> **Extracted data entries**:
* BEGIN *

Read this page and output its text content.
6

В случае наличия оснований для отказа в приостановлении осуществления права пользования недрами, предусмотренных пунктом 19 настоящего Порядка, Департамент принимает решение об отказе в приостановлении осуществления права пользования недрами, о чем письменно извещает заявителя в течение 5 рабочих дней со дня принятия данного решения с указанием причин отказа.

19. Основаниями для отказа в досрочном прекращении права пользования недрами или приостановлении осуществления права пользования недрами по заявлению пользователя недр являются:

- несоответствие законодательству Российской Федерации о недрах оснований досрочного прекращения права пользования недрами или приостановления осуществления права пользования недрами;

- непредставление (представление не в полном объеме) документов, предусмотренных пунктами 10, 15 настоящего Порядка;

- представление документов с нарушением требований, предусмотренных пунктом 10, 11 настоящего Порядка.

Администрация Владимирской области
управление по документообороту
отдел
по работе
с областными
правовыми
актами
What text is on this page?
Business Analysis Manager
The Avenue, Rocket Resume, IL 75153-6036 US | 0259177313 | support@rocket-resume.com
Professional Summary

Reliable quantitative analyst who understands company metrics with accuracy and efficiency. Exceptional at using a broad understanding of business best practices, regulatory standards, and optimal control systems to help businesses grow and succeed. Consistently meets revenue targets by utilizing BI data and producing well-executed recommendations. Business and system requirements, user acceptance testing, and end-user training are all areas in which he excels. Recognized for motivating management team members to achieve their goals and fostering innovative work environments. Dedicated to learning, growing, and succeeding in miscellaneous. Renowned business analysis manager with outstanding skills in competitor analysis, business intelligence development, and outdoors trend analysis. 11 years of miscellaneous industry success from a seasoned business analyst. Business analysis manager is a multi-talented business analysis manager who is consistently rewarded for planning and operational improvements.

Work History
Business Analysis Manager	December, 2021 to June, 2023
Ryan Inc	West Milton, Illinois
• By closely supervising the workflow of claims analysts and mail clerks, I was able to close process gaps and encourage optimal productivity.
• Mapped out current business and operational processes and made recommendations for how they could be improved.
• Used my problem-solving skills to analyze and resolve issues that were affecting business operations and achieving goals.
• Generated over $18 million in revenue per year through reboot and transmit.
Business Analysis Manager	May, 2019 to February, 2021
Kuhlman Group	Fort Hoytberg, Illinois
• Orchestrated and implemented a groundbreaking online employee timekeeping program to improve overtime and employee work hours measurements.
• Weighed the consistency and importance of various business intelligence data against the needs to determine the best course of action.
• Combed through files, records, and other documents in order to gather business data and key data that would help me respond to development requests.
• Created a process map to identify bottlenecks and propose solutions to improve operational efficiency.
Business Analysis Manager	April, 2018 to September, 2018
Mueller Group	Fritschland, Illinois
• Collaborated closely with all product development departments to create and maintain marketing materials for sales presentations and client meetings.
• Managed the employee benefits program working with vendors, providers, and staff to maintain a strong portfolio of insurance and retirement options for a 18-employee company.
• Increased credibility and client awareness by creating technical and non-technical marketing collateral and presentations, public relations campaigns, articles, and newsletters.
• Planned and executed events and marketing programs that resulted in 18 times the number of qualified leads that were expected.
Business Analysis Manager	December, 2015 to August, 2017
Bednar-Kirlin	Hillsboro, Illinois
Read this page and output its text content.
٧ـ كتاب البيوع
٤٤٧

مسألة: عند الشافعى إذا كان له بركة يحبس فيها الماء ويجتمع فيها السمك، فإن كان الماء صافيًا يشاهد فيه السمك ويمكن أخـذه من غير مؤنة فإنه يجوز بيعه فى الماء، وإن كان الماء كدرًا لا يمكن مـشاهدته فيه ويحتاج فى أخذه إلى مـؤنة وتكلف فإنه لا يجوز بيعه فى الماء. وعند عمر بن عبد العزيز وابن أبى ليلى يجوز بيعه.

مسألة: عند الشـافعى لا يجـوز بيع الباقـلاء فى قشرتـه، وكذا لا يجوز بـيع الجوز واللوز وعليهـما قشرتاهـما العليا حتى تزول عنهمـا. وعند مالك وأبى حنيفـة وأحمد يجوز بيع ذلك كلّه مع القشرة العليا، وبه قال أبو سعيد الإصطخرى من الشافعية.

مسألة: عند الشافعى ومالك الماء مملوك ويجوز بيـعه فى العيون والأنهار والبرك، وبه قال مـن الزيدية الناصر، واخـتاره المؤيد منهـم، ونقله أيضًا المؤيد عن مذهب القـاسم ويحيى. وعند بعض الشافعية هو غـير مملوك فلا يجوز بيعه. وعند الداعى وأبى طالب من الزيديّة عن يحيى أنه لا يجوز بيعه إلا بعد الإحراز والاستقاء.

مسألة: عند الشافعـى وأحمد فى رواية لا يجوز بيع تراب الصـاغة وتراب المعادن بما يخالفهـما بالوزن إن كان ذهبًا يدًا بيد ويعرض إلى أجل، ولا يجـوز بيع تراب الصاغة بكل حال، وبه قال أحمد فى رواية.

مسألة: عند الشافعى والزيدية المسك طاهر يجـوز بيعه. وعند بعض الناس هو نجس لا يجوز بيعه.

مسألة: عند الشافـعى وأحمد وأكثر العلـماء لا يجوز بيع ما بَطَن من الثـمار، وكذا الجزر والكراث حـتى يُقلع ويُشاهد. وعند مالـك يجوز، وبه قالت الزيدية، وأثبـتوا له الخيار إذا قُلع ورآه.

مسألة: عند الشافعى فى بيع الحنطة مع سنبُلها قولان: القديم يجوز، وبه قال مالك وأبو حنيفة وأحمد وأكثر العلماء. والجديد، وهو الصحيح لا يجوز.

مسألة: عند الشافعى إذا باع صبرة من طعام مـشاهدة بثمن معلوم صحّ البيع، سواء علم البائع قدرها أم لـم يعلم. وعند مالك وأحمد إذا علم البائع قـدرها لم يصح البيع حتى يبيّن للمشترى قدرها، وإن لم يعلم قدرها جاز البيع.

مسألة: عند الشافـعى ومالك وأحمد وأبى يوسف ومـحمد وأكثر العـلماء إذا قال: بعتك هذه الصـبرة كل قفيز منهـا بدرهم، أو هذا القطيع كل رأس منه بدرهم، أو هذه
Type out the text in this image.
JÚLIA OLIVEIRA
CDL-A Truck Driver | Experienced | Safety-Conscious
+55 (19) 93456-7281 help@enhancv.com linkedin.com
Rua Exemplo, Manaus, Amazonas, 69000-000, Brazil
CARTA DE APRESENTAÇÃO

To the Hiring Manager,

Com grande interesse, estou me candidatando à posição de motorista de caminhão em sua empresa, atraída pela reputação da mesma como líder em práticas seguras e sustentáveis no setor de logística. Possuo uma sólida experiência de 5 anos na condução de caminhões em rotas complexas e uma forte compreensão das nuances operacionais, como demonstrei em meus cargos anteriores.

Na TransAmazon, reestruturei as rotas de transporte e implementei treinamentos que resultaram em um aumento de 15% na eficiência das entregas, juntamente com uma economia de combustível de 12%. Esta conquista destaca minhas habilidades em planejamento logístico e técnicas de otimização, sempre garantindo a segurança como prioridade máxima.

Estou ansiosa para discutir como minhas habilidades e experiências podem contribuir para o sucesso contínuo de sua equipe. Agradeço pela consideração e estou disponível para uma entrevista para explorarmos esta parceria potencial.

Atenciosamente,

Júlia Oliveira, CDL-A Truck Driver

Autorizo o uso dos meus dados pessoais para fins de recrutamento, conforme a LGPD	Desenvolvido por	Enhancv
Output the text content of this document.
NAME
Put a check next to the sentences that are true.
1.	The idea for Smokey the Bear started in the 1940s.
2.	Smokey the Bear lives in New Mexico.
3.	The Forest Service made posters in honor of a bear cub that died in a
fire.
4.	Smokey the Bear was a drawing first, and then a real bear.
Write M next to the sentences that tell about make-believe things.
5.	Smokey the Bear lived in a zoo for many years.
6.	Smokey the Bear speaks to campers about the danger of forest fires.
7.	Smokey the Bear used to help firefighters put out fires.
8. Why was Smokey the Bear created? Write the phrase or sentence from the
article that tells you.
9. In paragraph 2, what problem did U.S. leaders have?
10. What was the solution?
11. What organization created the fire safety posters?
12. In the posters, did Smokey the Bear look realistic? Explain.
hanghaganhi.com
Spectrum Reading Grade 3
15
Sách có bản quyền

* END *

In the listing above, how many lines hold the word "документов"? Give the number and nothing more.

> **Solution for this exercise**: 2